### To do
In the entries that follow, how many lines contain "label"? Answer with the number only.

-------- Source data

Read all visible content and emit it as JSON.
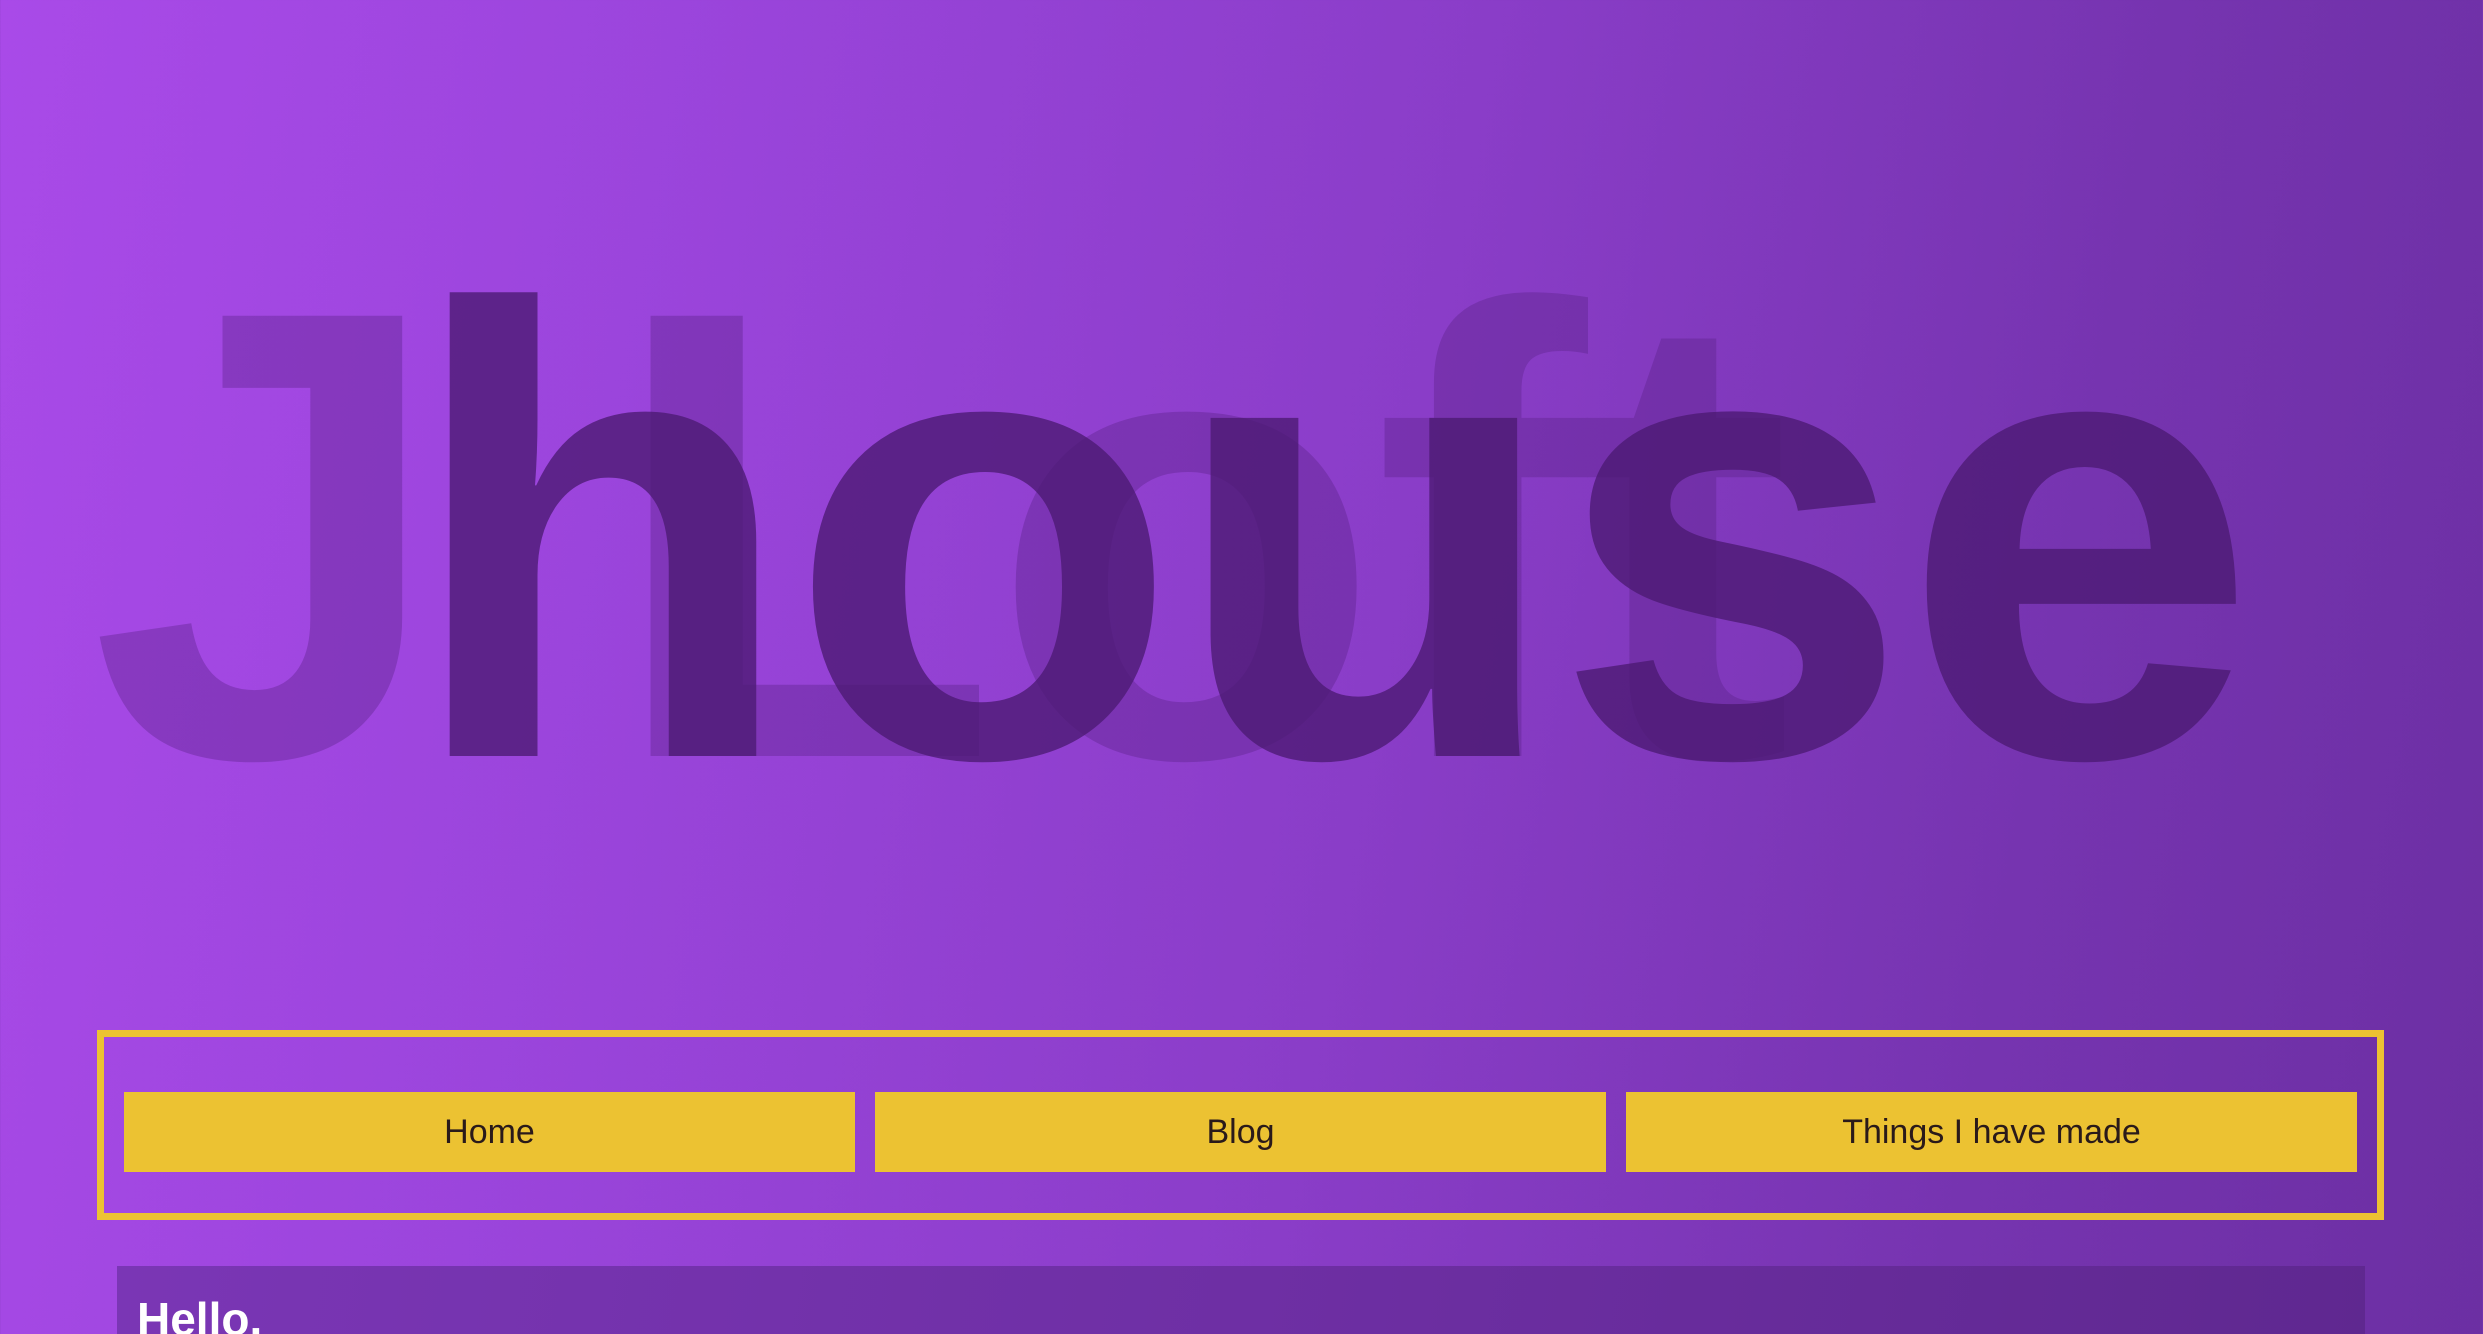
{
  "hero": {
    "logo_back": "J Loft",
    "logo_front": "house"
  },
  "nav": {
    "items": [
      {
        "label": "Home"
      },
      {
        "label": "Blog"
      },
      {
        "label": "Things I have made"
      }
    ]
  },
  "main": {
    "heading": "Hello."
  },
  "colors": {
    "accent": "#ecc232",
    "background_start": "#a94ae8",
    "background_end": "#6c2fa3",
    "panel": "#6e2fa4"
  }
}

----------------

### Written reply
3